§ **Problem requirements**:
Would you repeat the listing exactly but omit every picture?

[Collection entries]
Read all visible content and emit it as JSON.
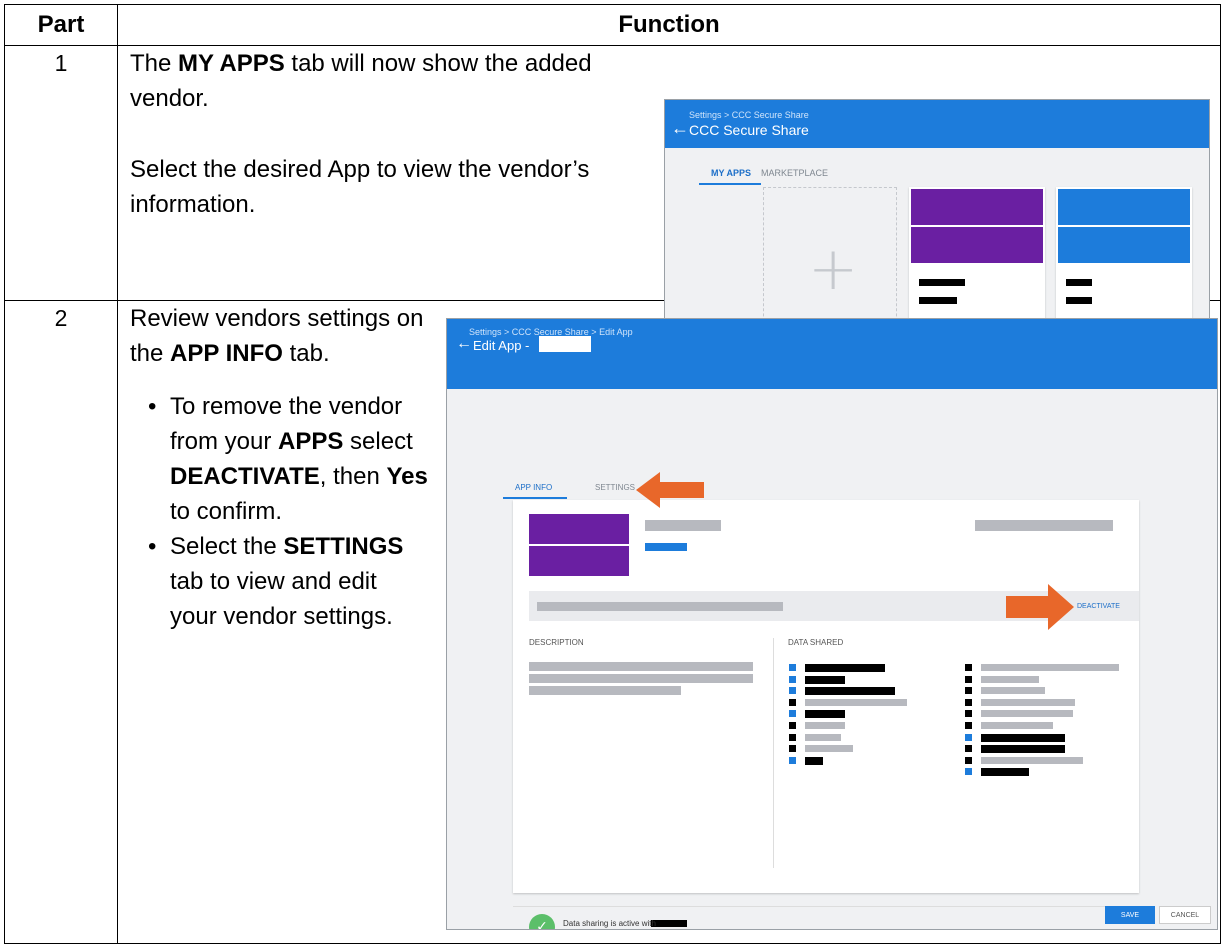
{
  "table": {
    "header_part": "Part",
    "header_function": "Function",
    "rows": [
      {
        "part": "1",
        "text_parts": [
          "The ",
          "MY APPS",
          " tab will now show the added vendor."
        ],
        "text2": "Select the desired App to view the vendor’s information."
      },
      {
        "part": "2",
        "intro": [
          "Review vendors settings on the ",
          "APP INFO",
          " tab."
        ],
        "bullets": [
          {
            "pieces": [
              "To remove the vendor from your ",
              "APPS",
              " select ",
              "DEACTIVATE",
              ", then ",
              "Yes",
              " to confirm."
            ]
          },
          {
            "pieces": [
              "Select the ",
              "SETTINGS",
              " tab to view and edit your vendor settings."
            ]
          }
        ]
      }
    ]
  },
  "screen1": {
    "breadcrumb": "Settings > CCC Secure Share",
    "title": "CCC Secure Share",
    "tabs": [
      "MY APPS",
      "MARKETPLACE"
    ],
    "add_symbol": "+"
  },
  "screen2": {
    "breadcrumb": "Settings > CCC Secure Share > Edit App",
    "title": "Edit App -",
    "tabs": [
      "APP INFO",
      "SETTINGS"
    ],
    "deactivate": "DEACTIVATE",
    "description_label": "DESCRIPTION",
    "data_shared_label": "DATA SHARED",
    "status_text": "Data sharing is active with",
    "save": "SAVE",
    "cancel": "CANCEL"
  },
  "colors": {
    "accent_blue": "#1d7cdb",
    "vendor_purple": "#6a1fa2",
    "arrow_orange": "#e8672a",
    "success_green": "#5cbf6a"
  }
}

§ **Reply**:
Read all visible content and emit it as JSON.
{
  "table": {
    "header_part": "Part",
    "header_function": "Function",
    "rows": [
      {
        "part": "1",
        "text_parts": [
          "The ",
          "MY APPS",
          " tab will now show the added vendor."
        ],
        "text2": "Select the desired App to view the vendor’s information."
      },
      {
        "part": "2",
        "intro": [
          "Review vendors settings on the ",
          "APP INFO",
          " tab."
        ],
        "bullets": [
          {
            "pieces": [
              "To remove the vendor from your ",
              "APPS",
              " select ",
              "DEACTIVATE",
              ", then ",
              "Yes",
              " to confirm."
            ]
          },
          {
            "pieces": [
              "Select the ",
              "SETTINGS",
              " tab to view and edit your vendor settings."
            ]
          }
        ]
      }
    ]
  },
  "screen1": {
    "breadcrumb": "Settings > CCC Secure Share",
    "title": "CCC Secure Share",
    "tabs": [
      "MY APPS",
      "MARKETPLACE"
    ],
    "add_symbol": "+"
  },
  "screen2": {
    "breadcrumb": "Settings > CCC Secure Share > Edit App",
    "title": "Edit App -",
    "tabs": [
      "APP INFO",
      "SETTINGS"
    ],
    "deactivate": "DEACTIVATE",
    "description_label": "DESCRIPTION",
    "data_shared_label": "DATA SHARED",
    "status_text": "Data sharing is active with",
    "save": "SAVE",
    "cancel": "CANCEL"
  },
  "colors": {
    "accent_blue": "#1d7cdb",
    "vendor_purple": "#6a1fa2",
    "arrow_orange": "#e8672a",
    "success_green": "#5cbf6a"
  }
}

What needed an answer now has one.